A reduced fabric, normally black (3/0), but sometimes misfired or mottled grey (6/0–4/0) to white (8/0) or oxidised to varying shades (5YR 5/6, 10R 5/6, 5YR 4/3, 2.5YR 6/6–6/8, 2.5YR 5/6, 7.5YR 6/4). Frequently there are brown (5YR 4/3) or red-brown (10R 5/6, 2.5YR 5/6) margins immediately below the surfaces. It is perhaps most typified by technological aspects: handmade with a glossy burnished surface (frequently faceted in appearance) on all surfaces of bowls and dishes, and the exterior and rim of jars. Later products, particularly the jars, are slipped and heavy internal wiping is characteristic of 3rd and 4th century products. A hard fabric, it has a hackly fracture with harsh surfaces where unburnished, smooth where burnished. A range of jars, bowls and dishes with burnished decoration are typical of the ware.
The fabric is distinguished by its granular appearance, described by Williams (1977, 189) as ‘cod’s roe’. The texture results from abundant well-sorted quartz inclusions (some polycrystalline) set in a clean clay matrix, which normally measure 0.3–0.5mm, although some grains may be as large as 2.0mm. Few other inclusions are visible, apart from sparse (rarely common) ill-sorted black and red-brown argillaceous matter (0.3–4.0mm), identified in thin section as shale pellets. Sparse calcareous fragments (0.2–1.5mm) can also be seen in most sherds. Superficially the fabric is similar to Vectis ware, a handmade black-burnished ware produced on the Isle of Wight (Tomalin 1987).

- DATASET EXCERPTS:
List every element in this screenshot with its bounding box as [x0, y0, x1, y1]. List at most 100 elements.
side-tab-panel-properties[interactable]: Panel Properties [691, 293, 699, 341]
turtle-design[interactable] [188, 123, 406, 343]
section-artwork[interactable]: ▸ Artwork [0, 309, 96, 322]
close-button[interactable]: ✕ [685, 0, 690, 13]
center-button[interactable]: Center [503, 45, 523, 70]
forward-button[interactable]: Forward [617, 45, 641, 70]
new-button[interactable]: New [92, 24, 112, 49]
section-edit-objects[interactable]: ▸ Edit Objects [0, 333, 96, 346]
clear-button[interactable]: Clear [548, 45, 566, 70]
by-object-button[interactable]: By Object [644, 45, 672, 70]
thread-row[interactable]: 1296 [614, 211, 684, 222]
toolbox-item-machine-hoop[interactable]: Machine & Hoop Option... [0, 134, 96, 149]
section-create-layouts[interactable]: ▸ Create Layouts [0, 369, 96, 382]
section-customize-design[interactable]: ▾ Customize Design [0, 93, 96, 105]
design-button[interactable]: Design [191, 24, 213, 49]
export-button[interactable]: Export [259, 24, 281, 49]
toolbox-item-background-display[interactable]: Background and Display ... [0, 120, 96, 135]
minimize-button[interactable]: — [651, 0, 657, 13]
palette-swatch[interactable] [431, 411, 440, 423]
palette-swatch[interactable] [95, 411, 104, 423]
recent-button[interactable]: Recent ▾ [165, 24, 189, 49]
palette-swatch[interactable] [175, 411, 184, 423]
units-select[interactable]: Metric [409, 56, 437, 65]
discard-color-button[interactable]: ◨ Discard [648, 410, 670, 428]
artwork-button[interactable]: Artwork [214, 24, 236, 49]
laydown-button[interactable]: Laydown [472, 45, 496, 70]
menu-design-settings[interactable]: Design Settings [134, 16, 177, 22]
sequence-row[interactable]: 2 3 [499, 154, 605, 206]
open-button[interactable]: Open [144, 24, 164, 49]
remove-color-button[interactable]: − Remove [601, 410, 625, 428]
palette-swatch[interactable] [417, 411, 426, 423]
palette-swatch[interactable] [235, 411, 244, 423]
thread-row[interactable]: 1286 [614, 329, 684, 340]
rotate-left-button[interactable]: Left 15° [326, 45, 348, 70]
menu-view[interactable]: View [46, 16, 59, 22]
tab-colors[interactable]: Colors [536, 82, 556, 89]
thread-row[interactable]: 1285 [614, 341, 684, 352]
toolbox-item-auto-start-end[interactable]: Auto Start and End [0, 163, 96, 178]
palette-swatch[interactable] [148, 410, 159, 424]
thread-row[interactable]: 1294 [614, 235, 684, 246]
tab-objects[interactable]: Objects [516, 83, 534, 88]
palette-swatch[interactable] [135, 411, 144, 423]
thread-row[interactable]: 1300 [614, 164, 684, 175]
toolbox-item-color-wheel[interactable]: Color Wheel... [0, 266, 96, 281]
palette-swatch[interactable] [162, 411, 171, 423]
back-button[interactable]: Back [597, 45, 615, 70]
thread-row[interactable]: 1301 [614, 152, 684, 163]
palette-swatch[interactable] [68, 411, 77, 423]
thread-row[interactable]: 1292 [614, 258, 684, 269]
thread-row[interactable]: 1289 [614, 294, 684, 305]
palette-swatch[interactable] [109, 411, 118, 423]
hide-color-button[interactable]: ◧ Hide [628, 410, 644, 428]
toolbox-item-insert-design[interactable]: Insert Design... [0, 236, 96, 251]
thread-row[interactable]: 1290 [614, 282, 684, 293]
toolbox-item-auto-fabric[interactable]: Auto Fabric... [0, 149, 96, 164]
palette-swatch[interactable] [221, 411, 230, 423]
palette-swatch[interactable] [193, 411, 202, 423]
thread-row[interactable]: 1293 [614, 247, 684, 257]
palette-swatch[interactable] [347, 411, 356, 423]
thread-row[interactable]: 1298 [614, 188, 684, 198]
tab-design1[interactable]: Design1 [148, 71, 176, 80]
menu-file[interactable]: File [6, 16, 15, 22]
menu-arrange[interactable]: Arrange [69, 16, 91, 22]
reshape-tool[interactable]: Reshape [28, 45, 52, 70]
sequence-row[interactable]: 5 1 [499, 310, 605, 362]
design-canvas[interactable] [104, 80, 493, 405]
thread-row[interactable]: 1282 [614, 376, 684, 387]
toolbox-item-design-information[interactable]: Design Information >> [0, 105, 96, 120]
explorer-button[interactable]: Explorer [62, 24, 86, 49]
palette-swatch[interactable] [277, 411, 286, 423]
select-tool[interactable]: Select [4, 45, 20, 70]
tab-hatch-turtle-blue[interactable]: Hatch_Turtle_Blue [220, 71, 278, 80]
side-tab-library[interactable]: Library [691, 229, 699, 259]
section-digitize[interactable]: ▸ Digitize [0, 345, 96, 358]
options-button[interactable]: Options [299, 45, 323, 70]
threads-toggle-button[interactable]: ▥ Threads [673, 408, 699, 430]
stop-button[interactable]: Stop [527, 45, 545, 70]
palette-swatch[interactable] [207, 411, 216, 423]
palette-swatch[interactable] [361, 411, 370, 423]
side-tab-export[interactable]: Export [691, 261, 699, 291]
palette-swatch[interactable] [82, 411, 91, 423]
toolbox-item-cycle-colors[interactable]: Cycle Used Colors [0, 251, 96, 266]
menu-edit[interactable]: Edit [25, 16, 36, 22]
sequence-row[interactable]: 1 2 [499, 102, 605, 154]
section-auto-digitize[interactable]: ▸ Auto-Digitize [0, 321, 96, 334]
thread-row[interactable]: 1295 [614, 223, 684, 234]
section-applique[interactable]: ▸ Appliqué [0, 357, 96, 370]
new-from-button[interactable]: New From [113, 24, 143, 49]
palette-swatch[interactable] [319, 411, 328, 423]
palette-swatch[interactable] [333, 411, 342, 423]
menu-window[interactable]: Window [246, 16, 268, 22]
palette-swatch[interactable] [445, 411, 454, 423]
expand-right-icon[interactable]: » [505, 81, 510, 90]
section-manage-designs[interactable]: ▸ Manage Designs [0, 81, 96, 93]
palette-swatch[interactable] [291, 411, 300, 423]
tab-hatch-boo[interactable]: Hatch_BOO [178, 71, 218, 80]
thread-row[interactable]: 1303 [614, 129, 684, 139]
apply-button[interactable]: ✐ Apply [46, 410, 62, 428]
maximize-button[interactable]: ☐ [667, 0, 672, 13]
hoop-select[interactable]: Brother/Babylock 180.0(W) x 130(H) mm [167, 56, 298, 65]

- YOUR OBJECTIVE:
Carry on the description of the black-burnished pottery fabric from the point where it stops.

- RESULT OF THIS TASK:
Thin section reveals abundant well-sorted subangular quartz in a clean clay matrix, normally 0.3–0.5mm. Polycrystalline quartz is also common, while the remaining inclusions are sparse to rare and comprise shale, quartzite, limestone, clay pellets, opaques and heavy minerals.
The Wareham-Poole Harbour area of Dorset has been proposed as a source area for some time, based on the characteristic heavy mineral suite, rich in tourmaline (Williams 1977) and this has recently been confirmed by kiln evidence (Hearne & Smith 1991)
Tullie House Museum; Carlisle; Redhouse Museum and Gardens, Christchurch; Dorset County Museum, Dorchester; Department of Prehistoric & Romano-British Antiquities, The British Museum; Wessex Archaeology, Salisbury (pending removal to Dorchester County Museum)
Farrar, R A H, 1973 The techniques and sources of Romano-British black-burnished ware, in Current research in Romano-British coarse pottery (ed A P Detsicas), CBA Res Rep 10, 67–103
Farrar, R A H, 1981 The first Darfield hoard and the dating of black-burnished ware, in Roman pottery research in Britain and north-west Europe. Papers presented to Graham Webster (eds A C Anderson & A S Anderson), BAR Int Ser 123(ii), 417–27
Gillam, J P, 1963 The coarse pottery, in Excavation at Mumrills Roman fort (K A Steer) 1958–60, Proc Soc Antiq Scotland 94, 113–29
Gillam, J P, 1970 Types of Roman coarse pottery vessels in northern Britain (3rd ed)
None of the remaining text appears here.